What to produce:
The entries below should be output exactly as written.

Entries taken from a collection
- - - - - - -
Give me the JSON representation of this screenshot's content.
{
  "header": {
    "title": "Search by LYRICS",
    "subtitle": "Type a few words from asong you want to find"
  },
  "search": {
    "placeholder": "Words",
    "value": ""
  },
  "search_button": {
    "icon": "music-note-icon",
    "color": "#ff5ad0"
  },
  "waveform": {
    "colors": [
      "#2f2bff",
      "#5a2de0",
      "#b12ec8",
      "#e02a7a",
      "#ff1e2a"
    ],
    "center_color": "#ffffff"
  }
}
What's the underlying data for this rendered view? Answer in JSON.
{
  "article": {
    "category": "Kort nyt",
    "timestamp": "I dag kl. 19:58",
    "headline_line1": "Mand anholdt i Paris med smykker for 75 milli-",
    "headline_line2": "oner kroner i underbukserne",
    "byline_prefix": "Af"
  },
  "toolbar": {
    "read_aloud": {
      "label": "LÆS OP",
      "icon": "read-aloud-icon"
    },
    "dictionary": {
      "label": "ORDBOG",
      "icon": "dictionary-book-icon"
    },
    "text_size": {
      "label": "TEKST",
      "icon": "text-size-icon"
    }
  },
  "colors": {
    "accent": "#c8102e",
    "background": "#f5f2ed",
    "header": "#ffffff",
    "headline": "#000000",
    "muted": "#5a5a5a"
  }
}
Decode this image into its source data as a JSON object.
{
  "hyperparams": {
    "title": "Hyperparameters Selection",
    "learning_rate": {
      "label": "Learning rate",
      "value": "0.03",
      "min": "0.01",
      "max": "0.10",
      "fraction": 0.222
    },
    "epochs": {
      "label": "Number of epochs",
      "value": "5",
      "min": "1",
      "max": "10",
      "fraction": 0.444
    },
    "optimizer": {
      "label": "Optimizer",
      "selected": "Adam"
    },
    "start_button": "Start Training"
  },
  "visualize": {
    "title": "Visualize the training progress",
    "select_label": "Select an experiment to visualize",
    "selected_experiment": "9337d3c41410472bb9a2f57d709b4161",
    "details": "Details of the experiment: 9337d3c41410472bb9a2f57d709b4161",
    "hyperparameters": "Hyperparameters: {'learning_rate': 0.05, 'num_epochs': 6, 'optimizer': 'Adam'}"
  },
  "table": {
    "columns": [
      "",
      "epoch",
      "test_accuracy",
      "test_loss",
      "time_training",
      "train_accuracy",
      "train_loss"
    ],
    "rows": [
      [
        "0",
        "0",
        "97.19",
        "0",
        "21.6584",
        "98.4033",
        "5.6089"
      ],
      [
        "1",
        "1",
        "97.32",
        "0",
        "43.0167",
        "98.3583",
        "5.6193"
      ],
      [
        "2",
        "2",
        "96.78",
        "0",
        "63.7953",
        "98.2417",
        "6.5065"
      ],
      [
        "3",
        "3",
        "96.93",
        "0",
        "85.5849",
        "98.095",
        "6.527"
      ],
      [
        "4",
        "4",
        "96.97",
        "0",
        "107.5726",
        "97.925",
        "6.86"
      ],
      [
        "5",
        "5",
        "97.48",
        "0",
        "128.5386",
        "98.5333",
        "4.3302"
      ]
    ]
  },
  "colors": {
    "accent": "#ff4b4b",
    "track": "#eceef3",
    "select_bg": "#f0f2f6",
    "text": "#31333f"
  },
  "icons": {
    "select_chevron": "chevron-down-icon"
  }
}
- - - - - - -
Written solution:
Give me the JSON representation of this screenshot's content.
{
  "header": {
    "title": "Search by LYRICS",
    "subtitle": "Type a few words from asong you want to find"
  },
  "search": {
    "placeholder": "Words",
    "value": ""
  },
  "search_button": {
    "icon": "music-note-icon",
    "color": "#ff5ad0"
  },
  "waveform": {
    "colors": [
      "#2f2bff",
      "#5a2de0",
      "#b12ec8",
      "#e02a7a",
      "#ff1e2a"
    ],
    "center_color": "#ffffff"
  }
}
What's the underlying data for this rendered view? Answer in JSON.
{
  "article": {
    "category": "Kort nyt",
    "timestamp": "I dag kl. 19:58",
    "headline_line1": "Mand anholdt i Paris med smykker for 75 milli-",
    "headline_line2": "oner kroner i underbukserne",
    "byline_prefix": "Af"
  },
  "toolbar": {
    "read_aloud": {
      "label": "LÆS OP",
      "icon": "read-aloud-icon"
    },
    "dictionary": {
      "label": "ORDBOG",
      "icon": "dictionary-book-icon"
    },
    "text_size": {
      "label": "TEKST",
      "icon": "text-size-icon"
    }
  },
  "colors": {
    "accent": "#c8102e",
    "background": "#f5f2ed",
    "header": "#ffffff",
    "headline": "#000000",
    "muted": "#5a5a5a"
  }
}
Decode this image into its source data as a JSON object.
{
  "hyperparams": {
    "title": "Hyperparameters Selection",
    "learning_rate": {
      "label": "Learning rate",
      "value": "0.03",
      "min": "0.01",
      "max": "0.10",
      "fraction": 0.222
    },
    "epochs": {
      "label": "Number of epochs",
      "value": "5",
      "min": "1",
      "max": "10",
      "fraction": 0.444
    },
    "optimizer": {
      "label": "Optimizer",
      "selected": "Adam"
    },
    "start_button": "Start Training"
  },
  "visualize": {
    "title": "Visualize the training progress",
    "select_label": "Select an experiment to visualize",
    "selected_experiment": "9337d3c41410472bb9a2f57d709b4161",
    "details": "Details of the experiment: 9337d3c41410472bb9a2f57d709b4161",
    "hyperparameters": "Hyperparameters: {'learning_rate': 0.05, 'num_epochs': 6, 'optimizer': 'Adam'}"
  },
  "table": {
    "columns": [
      "",
      "epoch",
      "test_accuracy",
      "test_loss",
      "time_training",
      "train_accuracy",
      "train_loss"
    ],
    "rows": [
      [
        "0",
        "0",
        "97.19",
        "0",
        "21.6584",
        "98.4033",
        "5.6089"
      ],
      [
        "1",
        "1",
        "97.32",
        "0",
        "43.0167",
        "98.3583",
        "5.6193"
      ],
      [
        "2",
        "2",
        "96.78",
        "0",
        "63.7953",
        "98.2417",
        "6.5065"
      ],
      [
        "3",
        "3",
        "96.93",
        "0",
        "85.5849",
        "98.095",
        "6.527"
      ],
      [
        "4",
        "4",
        "96.97",
        "0",
        "107.5726",
        "97.925",
        "6.86"
      ],
      [
        "5",
        "5",
        "97.48",
        "0",
        "128.5386",
        "98.5333",
        "4.3302"
      ]
    ]
  },
  "colors": {
    "accent": "#ff4b4b",
    "track": "#eceef3",
    "select_bg": "#f0f2f6",
    "text": "#31333f"
  },
  "icons": {
    "select_chevron": "chevron-down-icon"
  }
}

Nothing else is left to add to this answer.